◆ **TASK TO CARRY OUT**
Every record must be repeated exactly; omit any pictures they contain.

◆ **Saved entries**
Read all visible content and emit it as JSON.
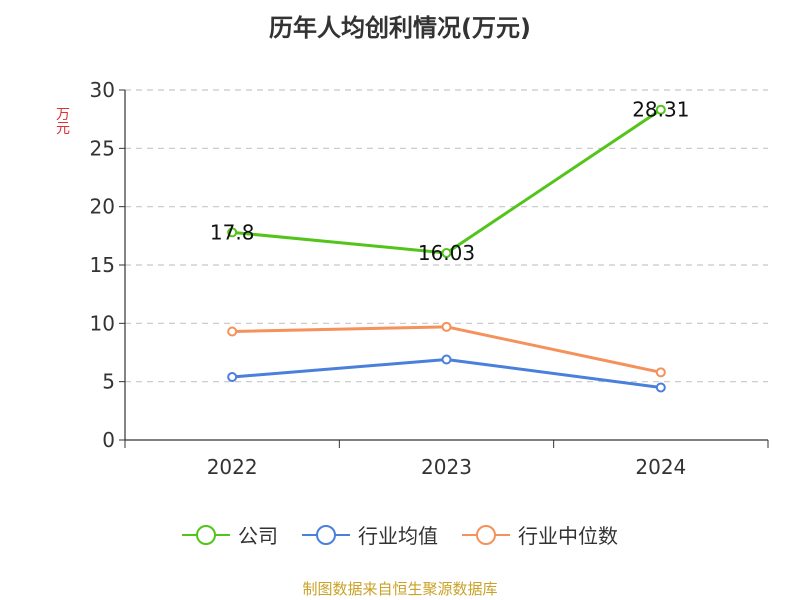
{
  "chart_data": {
    "type": "line",
    "title": "历年人均创利情况(万元)",
    "ylabel": "万元",
    "xlabel": "",
    "categories": [
      "2022",
      "2023",
      "2024"
    ],
    "ylim": [
      0,
      30
    ],
    "yticks": [
      0,
      5,
      10,
      15,
      20,
      25,
      30
    ],
    "grid": true,
    "legend_position": "bottom",
    "series": [
      {
        "name": "公司",
        "values": [
          17.8,
          16.03,
          28.31
        ],
        "color": "#52c41a",
        "labels": [
          "17.8",
          "16.03",
          "28.31"
        ]
      },
      {
        "name": "行业均值",
        "values": [
          5.4,
          6.9,
          4.5
        ],
        "color": "#4a7fdb"
      },
      {
        "name": "行业中位数",
        "values": [
          9.3,
          9.7,
          5.8
        ],
        "color": "#f5915a"
      }
    ]
  },
  "footer": "制图数据来自恒生聚源数据库"
}
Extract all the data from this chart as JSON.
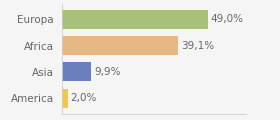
{
  "categories": [
    "Europa",
    "Africa",
    "Asia",
    "America"
  ],
  "values": [
    49.0,
    39.1,
    9.9,
    2.0
  ],
  "labels": [
    "49,0%",
    "39,1%",
    "9,9%",
    "2,0%"
  ],
  "bar_colors": [
    "#a8c07a",
    "#e8b882",
    "#6b7fbe",
    "#f0c84a"
  ],
  "background_color": "#f5f5f5",
  "xlim": [
    0,
    62
  ],
  "bar_height": 0.72,
  "ylabel_fontsize": 7.5,
  "label_fontsize": 7.5
}
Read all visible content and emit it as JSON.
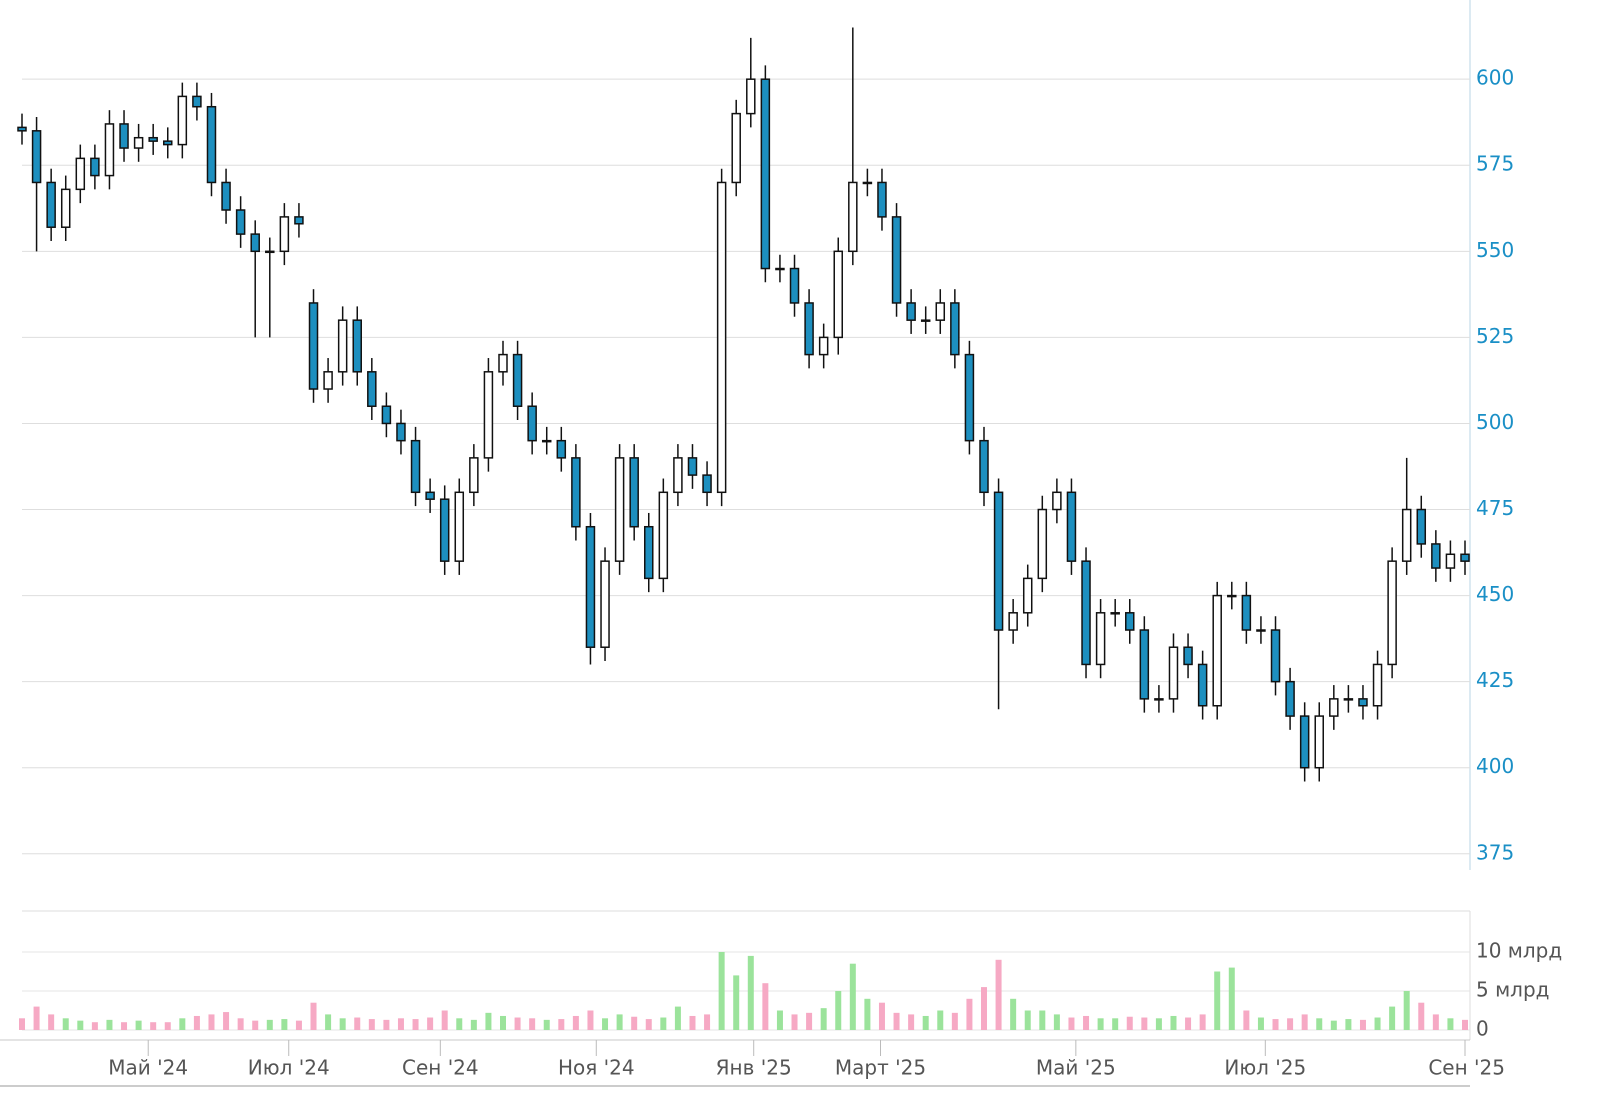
{
  "chart_data": {
    "type": "candlestick",
    "open": [
      586,
      585,
      570,
      557,
      568,
      577,
      572,
      587,
      580,
      583,
      582,
      581,
      595,
      592,
      570,
      562,
      555,
      550,
      550,
      560,
      535,
      510,
      515,
      530,
      515,
      505,
      500,
      495,
      480,
      478,
      460,
      480,
      490,
      515,
      520,
      505,
      495,
      495,
      490,
      470,
      435,
      460,
      490,
      470,
      455,
      480,
      490,
      485,
      480,
      570,
      590,
      600,
      545,
      545,
      535,
      520,
      525,
      550,
      570,
      570,
      560,
      535,
      530,
      530,
      535,
      520,
      495,
      480,
      440,
      445,
      455,
      475,
      480,
      460,
      430,
      445,
      445,
      440,
      420,
      420,
      435,
      430,
      418,
      450,
      450,
      440,
      440,
      425,
      415,
      400,
      415,
      420,
      420,
      418,
      430,
      460,
      475,
      465,
      458,
      462
    ],
    "high": [
      590,
      589,
      574,
      572,
      581,
      581,
      591,
      591,
      587,
      587,
      586,
      599,
      599,
      596,
      574,
      566,
      559,
      554,
      564,
      564,
      539,
      519,
      534,
      534,
      519,
      509,
      504,
      499,
      484,
      482,
      484,
      494,
      519,
      524,
      524,
      509,
      499,
      499,
      494,
      474,
      464,
      494,
      494,
      474,
      484,
      494,
      494,
      489,
      574,
      594,
      612,
      604,
      549,
      549,
      539,
      529,
      554,
      615,
      574,
      574,
      564,
      539,
      534,
      539,
      539,
      524,
      499,
      484,
      449,
      459,
      479,
      484,
      484,
      464,
      449,
      449,
      449,
      444,
      424,
      439,
      439,
      434,
      454,
      454,
      454,
      444,
      444,
      429,
      419,
      419,
      424,
      424,
      424,
      434,
      464,
      490,
      479,
      469,
      466,
      466
    ],
    "low": [
      581,
      550,
      553,
      553,
      564,
      568,
      568,
      576,
      576,
      578,
      577,
      577,
      588,
      566,
      558,
      551,
      525,
      525,
      546,
      554,
      506,
      506,
      511,
      511,
      501,
      496,
      491,
      476,
      474,
      456,
      456,
      476,
      486,
      511,
      501,
      491,
      491,
      486,
      466,
      430,
      431,
      456,
      466,
      451,
      451,
      476,
      481,
      476,
      476,
      566,
      586,
      541,
      541,
      531,
      516,
      516,
      520,
      546,
      566,
      556,
      531,
      526,
      526,
      526,
      516,
      491,
      476,
      417,
      436,
      441,
      451,
      471,
      456,
      426,
      426,
      441,
      436,
      416,
      416,
      416,
      426,
      414,
      414,
      446,
      436,
      436,
      421,
      411,
      396,
      396,
      411,
      416,
      414,
      414,
      426,
      456,
      461,
      454,
      454,
      456
    ],
    "close": [
      585,
      570,
      557,
      568,
      577,
      572,
      587,
      580,
      583,
      582,
      581,
      595,
      592,
      570,
      562,
      555,
      550,
      550,
      560,
      558,
      510,
      515,
      530,
      515,
      505,
      500,
      495,
      480,
      478,
      460,
      480,
      490,
      515,
      520,
      505,
      495,
      495,
      490,
      470,
      435,
      460,
      490,
      470,
      455,
      480,
      490,
      485,
      480,
      570,
      590,
      600,
      545,
      545,
      535,
      520,
      525,
      550,
      570,
      570,
      560,
      535,
      530,
      530,
      535,
      520,
      495,
      480,
      440,
      445,
      455,
      475,
      480,
      460,
      430,
      445,
      445,
      440,
      420,
      420,
      435,
      430,
      418,
      450,
      450,
      440,
      440,
      425,
      415,
      400,
      415,
      420,
      420,
      418,
      430,
      460,
      475,
      465,
      458,
      462,
      460
    ],
    "volume": [
      1.5,
      3,
      2,
      1.5,
      1.2,
      1,
      1.3,
      1,
      1.2,
      1,
      1,
      1.5,
      1.8,
      2,
      2.3,
      1.5,
      1.2,
      1.3,
      1.4,
      1.2,
      3.5,
      2,
      1.5,
      1.6,
      1.4,
      1.3,
      1.5,
      1.4,
      1.6,
      2.5,
      1.5,
      1.3,
      2.2,
      1.8,
      1.6,
      1.5,
      1.3,
      1.4,
      1.8,
      2.5,
      1.5,
      2,
      1.7,
      1.4,
      1.6,
      3,
      1.8,
      2,
      10,
      7,
      9.5,
      6,
      2.5,
      2,
      2.2,
      2.8,
      5,
      8.5,
      4,
      3.5,
      2.2,
      2,
      1.8,
      2.5,
      2.2,
      4,
      5.5,
      9,
      4,
      2.5,
      2.5,
      2,
      1.6,
      1.8,
      1.5,
      1.5,
      1.7,
      1.6,
      1.5,
      1.8,
      1.6,
      2,
      7.5,
      8,
      2.5,
      1.6,
      1.4,
      1.5,
      2,
      1.5,
      1.2,
      1.4,
      1.3,
      1.6,
      3,
      5,
      3.5,
      2,
      1.5,
      1.3
    ],
    "up_color": "#ffffff",
    "down_color": "#1d8fbf",
    "volume_up_color": "#9be39b",
    "volume_down_color": "#f6a9c4",
    "xlim": [
      0,
      99
    ],
    "xticks": [
      {
        "value": 8.66,
        "label": "Май '24"
      },
      {
        "value": 18.3,
        "label": "Июл '24"
      },
      {
        "value": 28.7,
        "label": "Сен '24"
      },
      {
        "value": 39.4,
        "label": "Ноя '24"
      },
      {
        "value": 50.2,
        "label": "Янв '25"
      },
      {
        "value": 58.9,
        "label": "Март '25"
      },
      {
        "value": 72.3,
        "label": "Май '25"
      },
      {
        "value": 85.3,
        "label": "Июл '25"
      },
      {
        "value": 99,
        "label": "Сен '25"
      }
    ],
    "ylim": [
      370,
      623
    ],
    "yticks": [
      375,
      400,
      425,
      450,
      475,
      500,
      525,
      550,
      575,
      600
    ],
    "vlim": [
      0,
      15
    ],
    "vticks": [
      {
        "value": 0,
        "label": "0"
      },
      {
        "value": 5,
        "label": "5 млрд"
      },
      {
        "value": 10,
        "label": "10 млрд"
      }
    ],
    "grid": true
  }
}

◆ **WRITTEN ANSWER**
Read all visible content and emit it as JSON.
{
  "chart_data": {
    "type": "line",
    "title": "历年人均创利情况(万元)",
    "ylabel": "万元",
    "xlabel": "",
    "categories": [
      "2022",
      "2023",
      "2024"
    ],
    "ylim": [
      0,
      30
    ],
    "yticks": [
      0,
      5,
      10,
      15,
      20,
      25,
      30
    ],
    "grid": true,
    "legend_position": "bottom",
    "series": [
      {
        "name": "公司",
        "values": [
          17.8,
          16.03,
          28.31
        ],
        "color": "#52c41a",
        "labels": [
          "17.8",
          "16.03",
          "28.31"
        ]
      },
      {
        "name": "行业均值",
        "values": [
          5.4,
          6.9,
          4.5
        ],
        "color": "#4a7fdb"
      },
      {
        "name": "行业中位数",
        "values": [
          9.3,
          9.7,
          5.8
        ],
        "color": "#f5915a"
      }
    ]
  },
  "footer": "制图数据来自恒生聚源数据库"
}
Extract all the data from this chart as JSON.
{
  "categories": [
    "Europa",
    "Africa",
    "Asia",
    "America"
  ],
  "values": [
    49.0,
    39.1,
    9.9,
    2.0
  ],
  "labels": [
    "49,0%",
    "39,1%",
    "9,9%",
    "2,0%"
  ],
  "bar_colors": [
    "#a8c07a",
    "#e8b882",
    "#6b7fbe",
    "#f0c84a"
  ],
  "background_color": "#f5f5f5",
  "xlim": [
    0,
    62
  ],
  "bar_height": 0.72,
  "ylabel_fontsize": 7.5,
  "label_fontsize": 7.5
}
Read all visible content and emit it as JSON.
{
  "chart_data": {
    "type": "candlestick",
    "open": [
      586,
      585,
      570,
      557,
      568,
      577,
      572,
      587,
      580,
      583,
      582,
      581,
      595,
      592,
      570,
      562,
      555,
      550,
      550,
      560,
      535,
      510,
      515,
      530,
      515,
      505,
      500,
      495,
      480,
      478,
      460,
      480,
      490,
      515,
      520,
      505,
      495,
      495,
      490,
      470,
      435,
      460,
      490,
      470,
      455,
      480,
      490,
      485,
      480,
      570,
      590,
      600,
      545,
      545,
      535,
      520,
      525,
      550,
      570,
      570,
      560,
      535,
      530,
      530,
      535,
      520,
      495,
      480,
      440,
      445,
      455,
      475,
      480,
      460,
      430,
      445,
      445,
      440,
      420,
      420,
      435,
      430,
      418,
      450,
      450,
      440,
      440,
      425,
      415,
      400,
      415,
      420,
      420,
      418,
      430,
      460,
      475,
      465,
      458,
      462
    ],
    "high": [
      590,
      589,
      574,
      572,
      581,
      581,
      591,
      591,
      587,
      587,
      586,
      599,
      599,
      596,
      574,
      566,
      559,
      554,
      564,
      564,
      539,
      519,
      534,
      534,
      519,
      509,
      504,
      499,
      484,
      482,
      484,
      494,
      519,
      524,
      524,
      509,
      499,
      499,
      494,
      474,
      464,
      494,
      494,
      474,
      484,
      494,
      494,
      489,
      574,
      594,
      612,
      604,
      549,
      549,
      539,
      529,
      554,
      615,
      574,
      574,
      564,
      539,
      534,
      539,
      539,
      524,
      499,
      484,
      449,
      459,
      479,
      484,
      484,
      464,
      449,
      449,
      449,
      444,
      424,
      439,
      439,
      434,
      454,
      454,
      454,
      444,
      444,
      429,
      419,
      419,
      424,
      424,
      424,
      434,
      464,
      490,
      479,
      469,
      466,
      466
    ],
    "low": [
      581,
      550,
      553,
      553,
      564,
      568,
      568,
      576,
      576,
      578,
      577,
      577,
      588,
      566,
      558,
      551,
      525,
      525,
      546,
      554,
      506,
      506,
      511,
      511,
      501,
      496,
      491,
      476,
      474,
      456,
      456,
      476,
      486,
      511,
      501,
      491,
      491,
      486,
      466,
      430,
      431,
      456,
      466,
      451,
      451,
      476,
      481,
      476,
      476,
      566,
      586,
      541,
      541,
      531,
      516,
      516,
      520,
      546,
      566,
      556,
      531,
      526,
      526,
      526,
      516,
      491,
      476,
      417,
      436,
      441,
      451,
      471,
      456,
      426,
      426,
      441,
      436,
      416,
      416,
      416,
      426,
      414,
      414,
      446,
      436,
      436,
      421,
      411,
      396,
      396,
      411,
      416,
      414,
      414,
      426,
      456,
      461,
      454,
      454,
      456
    ],
    "close": [
      585,
      570,
      557,
      568,
      577,
      572,
      587,
      580,
      583,
      582,
      581,
      595,
      592,
      570,
      562,
      555,
      550,
      550,
      560,
      558,
      510,
      515,
      530,
      515,
      505,
      500,
      495,
      480,
      478,
      460,
      480,
      490,
      515,
      520,
      505,
      495,
      495,
      490,
      470,
      435,
      460,
      490,
      470,
      455,
      480,
      490,
      485,
      480,
      570,
      590,
      600,
      545,
      545,
      535,
      520,
      525,
      550,
      570,
      570,
      560,
      535,
      530,
      530,
      535,
      520,
      495,
      480,
      440,
      445,
      455,
      475,
      480,
      460,
      430,
      445,
      445,
      440,
      420,
      420,
      435,
      430,
      418,
      450,
      450,
      440,
      440,
      425,
      415,
      400,
      415,
      420,
      420,
      418,
      430,
      460,
      475,
      465,
      458,
      462,
      460
    ],
    "volume": [
      1.5,
      3,
      2,
      1.5,
      1.2,
      1,
      1.3,
      1,
      1.2,
      1,
      1,
      1.5,
      1.8,
      2,
      2.3,
      1.5,
      1.2,
      1.3,
      1.4,
      1.2,
      3.5,
      2,
      1.5,
      1.6,
      1.4,
      1.3,
      1.5,
      1.4,
      1.6,
      2.5,
      1.5,
      1.3,
      2.2,
      1.8,
      1.6,
      1.5,
      1.3,
      1.4,
      1.8,
      2.5,
      1.5,
      2,
      1.7,
      1.4,
      1.6,
      3,
      1.8,
      2,
      10,
      7,
      9.5,
      6,
      2.5,
      2,
      2.2,
      2.8,
      5,
      8.5,
      4,
      3.5,
      2.2,
      2,
      1.8,
      2.5,
      2.2,
      4,
      5.5,
      9,
      4,
      2.5,
      2.5,
      2,
      1.6,
      1.8,
      1.5,
      1.5,
      1.7,
      1.6,
      1.5,
      1.8,
      1.6,
      2,
      7.5,
      8,
      2.5,
      1.6,
      1.4,
      1.5,
      2,
      1.5,
      1.2,
      1.4,
      1.3,
      1.6,
      3,
      5,
      3.5,
      2,
      1.5,
      1.3
    ],
    "up_color": "#ffffff",
    "down_color": "#1d8fbf",
    "volume_up_color": "#9be39b",
    "volume_down_color": "#f6a9c4",
    "xlim": [
      0,
      99
    ],
    "xticks": [
      {
        "value": 8.66,
        "label": "Май '24"
      },
      {
        "value": 18.3,
        "label": "Июл '24"
      },
      {
        "value": 28.7,
        "label": "Сен '24"
      },
      {
        "value": 39.4,
        "label": "Ноя '24"
      },
      {
        "value": 50.2,
        "label": "Янв '25"
      },
      {
        "value": 58.9,
        "label": "Март '25"
      },
      {
        "value": 72.3,
        "label": "Май '25"
      },
      {
        "value": 85.3,
        "label": "Июл '25"
      },
      {
        "value": 99,
        "label": "Сен '25"
      }
    ],
    "ylim": [
      370,
      623
    ],
    "yticks": [
      375,
      400,
      425,
      450,
      475,
      500,
      525,
      550,
      575,
      600
    ],
    "vlim": [
      0,
      15
    ],
    "vticks": [
      {
        "value": 0,
        "label": "0"
      },
      {
        "value": 5,
        "label": "5 млрд"
      },
      {
        "value": 10,
        "label": "10 млрд"
      }
    ],
    "grid": true
  }
}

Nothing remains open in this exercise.